- _Task instructions_
Quote, without change, all of the lines that follow.

--- Exercise inputs ---

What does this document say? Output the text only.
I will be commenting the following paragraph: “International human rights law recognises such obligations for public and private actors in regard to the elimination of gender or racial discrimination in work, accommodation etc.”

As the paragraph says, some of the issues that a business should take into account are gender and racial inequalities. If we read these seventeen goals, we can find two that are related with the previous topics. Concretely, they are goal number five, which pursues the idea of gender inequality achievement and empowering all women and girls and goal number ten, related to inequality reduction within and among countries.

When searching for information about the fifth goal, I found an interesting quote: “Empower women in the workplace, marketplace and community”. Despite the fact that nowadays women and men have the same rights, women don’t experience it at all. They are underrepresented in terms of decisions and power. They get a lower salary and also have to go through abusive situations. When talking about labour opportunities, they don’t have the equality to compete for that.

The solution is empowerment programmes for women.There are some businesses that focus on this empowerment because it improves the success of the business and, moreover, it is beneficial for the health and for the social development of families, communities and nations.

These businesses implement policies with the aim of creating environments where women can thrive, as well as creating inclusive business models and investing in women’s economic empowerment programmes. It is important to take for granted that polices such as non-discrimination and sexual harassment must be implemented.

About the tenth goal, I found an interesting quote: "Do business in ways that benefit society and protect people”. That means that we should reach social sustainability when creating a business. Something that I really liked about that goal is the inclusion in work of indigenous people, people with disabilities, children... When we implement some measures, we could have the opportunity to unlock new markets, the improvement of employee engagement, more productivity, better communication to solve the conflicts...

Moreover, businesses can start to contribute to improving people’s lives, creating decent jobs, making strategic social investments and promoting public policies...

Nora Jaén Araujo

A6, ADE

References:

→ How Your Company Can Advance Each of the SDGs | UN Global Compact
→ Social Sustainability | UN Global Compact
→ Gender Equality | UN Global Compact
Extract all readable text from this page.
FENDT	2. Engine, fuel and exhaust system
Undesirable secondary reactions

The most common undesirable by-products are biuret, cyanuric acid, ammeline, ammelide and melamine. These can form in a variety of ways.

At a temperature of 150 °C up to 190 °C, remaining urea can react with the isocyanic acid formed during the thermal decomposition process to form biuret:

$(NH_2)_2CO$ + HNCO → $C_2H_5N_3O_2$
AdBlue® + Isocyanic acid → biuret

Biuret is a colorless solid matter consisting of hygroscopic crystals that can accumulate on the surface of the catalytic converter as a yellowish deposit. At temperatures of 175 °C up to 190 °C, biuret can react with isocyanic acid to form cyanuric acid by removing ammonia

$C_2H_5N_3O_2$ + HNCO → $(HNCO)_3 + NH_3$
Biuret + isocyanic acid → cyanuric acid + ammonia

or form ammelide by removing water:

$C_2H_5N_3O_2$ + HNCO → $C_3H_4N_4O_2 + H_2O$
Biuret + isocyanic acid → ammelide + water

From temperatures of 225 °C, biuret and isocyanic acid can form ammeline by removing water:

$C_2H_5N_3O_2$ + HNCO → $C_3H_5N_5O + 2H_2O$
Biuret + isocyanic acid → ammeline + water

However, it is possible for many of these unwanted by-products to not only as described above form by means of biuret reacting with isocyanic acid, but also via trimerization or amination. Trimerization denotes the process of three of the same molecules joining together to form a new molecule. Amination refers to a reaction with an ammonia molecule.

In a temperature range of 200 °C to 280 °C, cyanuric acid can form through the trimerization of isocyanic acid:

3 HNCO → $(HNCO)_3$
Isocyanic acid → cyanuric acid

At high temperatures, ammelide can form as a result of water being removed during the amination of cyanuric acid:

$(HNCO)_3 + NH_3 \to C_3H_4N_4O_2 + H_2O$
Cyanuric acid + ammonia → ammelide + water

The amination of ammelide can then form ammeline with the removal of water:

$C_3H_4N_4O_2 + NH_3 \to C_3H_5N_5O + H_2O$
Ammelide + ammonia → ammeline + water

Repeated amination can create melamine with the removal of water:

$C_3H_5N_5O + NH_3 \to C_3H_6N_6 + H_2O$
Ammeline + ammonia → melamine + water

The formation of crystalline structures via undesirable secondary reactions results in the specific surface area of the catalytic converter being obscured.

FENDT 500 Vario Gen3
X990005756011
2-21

---

- _Finished exercise_
What does this document say? Output the text only.
I will be commenting the following paragraph: “International human rights law recognises such obligations for public and private actors in regard to the elimination of gender or racial discrimination in work, accommodation etc.”

As the paragraph says, some of the issues that a business should take into account are gender and racial inequalities. If we read these seventeen goals, we can find two that are related with the previous topics. Concretely, they are goal number five, which pursues the idea of gender inequality achievement and empowering all women and girls and goal number ten, related to inequality reduction within and among countries.

When searching for information about the fifth goal, I found an interesting quote: “Empower women in the workplace, marketplace and community”. Despite the fact that nowadays women and men have the same rights, women don’t experience it at all. They are underrepresented in terms of decisions and power. They get a lower salary and also have to go through abusive situations. When talking about labour opportunities, they don’t have the equality to compete for that.

The solution is empowerment programmes for women.There are some businesses that focus on this empowerment because it improves the success of the business and, moreover, it is beneficial for the health and for the social development of families, communities and nations.

These businesses implement policies with the aim of creating environments where women can thrive, as well as creating inclusive business models and investing in women’s economic empowerment programmes. It is important to take for granted that polices such as non-discrimination and sexual harassment must be implemented.

About the tenth goal, I found an interesting quote: "Do business in ways that benefit society and protect people”. That means that we should reach social sustainability when creating a business. Something that I really liked about that goal is the inclusion in work of indigenous people, people with disabilities, children... When we implement some measures, we could have the opportunity to unlock new markets, the improvement of employee engagement, more productivity, better communication to solve the conflicts...

Moreover, businesses can start to contribute to improving people’s lives, creating decent jobs, making strategic social investments and promoting public policies...

Nora Jaén Araujo

A6, ADE

References:

→ How Your Company Can Advance Each of the SDGs | UN Global Compact
→ Social Sustainability | UN Global Compact
→ Gender Equality | UN Global Compact
Extract all readable text from this page.
FENDT	2. Engine, fuel and exhaust system
Undesirable secondary reactions

The most common undesirable by-products are biuret, cyanuric acid, ammeline, ammelide and melamine. These can form in a variety of ways.

At a temperature of 150 °C up to 190 °C, remaining urea can react with the isocyanic acid formed during the thermal decomposition process to form biuret:

$(NH_2)_2CO$ + HNCO → $C_2H_5N_3O_2$
AdBlue® + Isocyanic acid → biuret

Biuret is a colorless solid matter consisting of hygroscopic crystals that can accumulate on the surface of the catalytic converter as a yellowish deposit. At temperatures of 175 °C up to 190 °C, biuret can react with isocyanic acid to form cyanuric acid by removing ammonia

$C_2H_5N_3O_2$ + HNCO → $(HNCO)_3 + NH_3$
Biuret + isocyanic acid → cyanuric acid + ammonia

or form ammelide by removing water:

$C_2H_5N_3O_2$ + HNCO → $C_3H_4N_4O_2 + H_2O$
Biuret + isocyanic acid → ammelide + water

From temperatures of 225 °C, biuret and isocyanic acid can form ammeline by removing water:

$C_2H_5N_3O_2$ + HNCO → $C_3H_5N_5O + 2H_2O$
Biuret + isocyanic acid → ammeline + water

However, it is possible for many of these unwanted by-products to not only as described above form by means of biuret reacting with isocyanic acid, but also via trimerization or amination. Trimerization denotes the process of three of the same molecules joining together to form a new molecule. Amination refers to a reaction with an ammonia molecule.

In a temperature range of 200 °C to 280 °C, cyanuric acid can form through the trimerization of isocyanic acid:

3 HNCO → $(HNCO)_3$
Isocyanic acid → cyanuric acid

At high temperatures, ammelide can form as a result of water being removed during the amination of cyanuric acid:

$(HNCO)_3 + NH_3 \to C_3H_4N_4O_2 + H_2O$
Cyanuric acid + ammonia → ammelide + water

The amination of ammelide can then form ammeline with the removal of water:

$C_3H_4N_4O_2 + NH_3 \to C_3H_5N_5O + H_2O$
Ammelide + ammonia → ammeline + water

Repeated amination can create melamine with the removal of water:

$C_3H_5N_5O + NH_3 \to C_3H_6N_6 + H_2O$
Ammeline + ammonia → melamine + water

The formation of crystalline structures via undesirable secondary reactions results in the specific surface area of the catalytic converter being obscured.

FENDT 500 Vario Gen3
X990005756011
2-21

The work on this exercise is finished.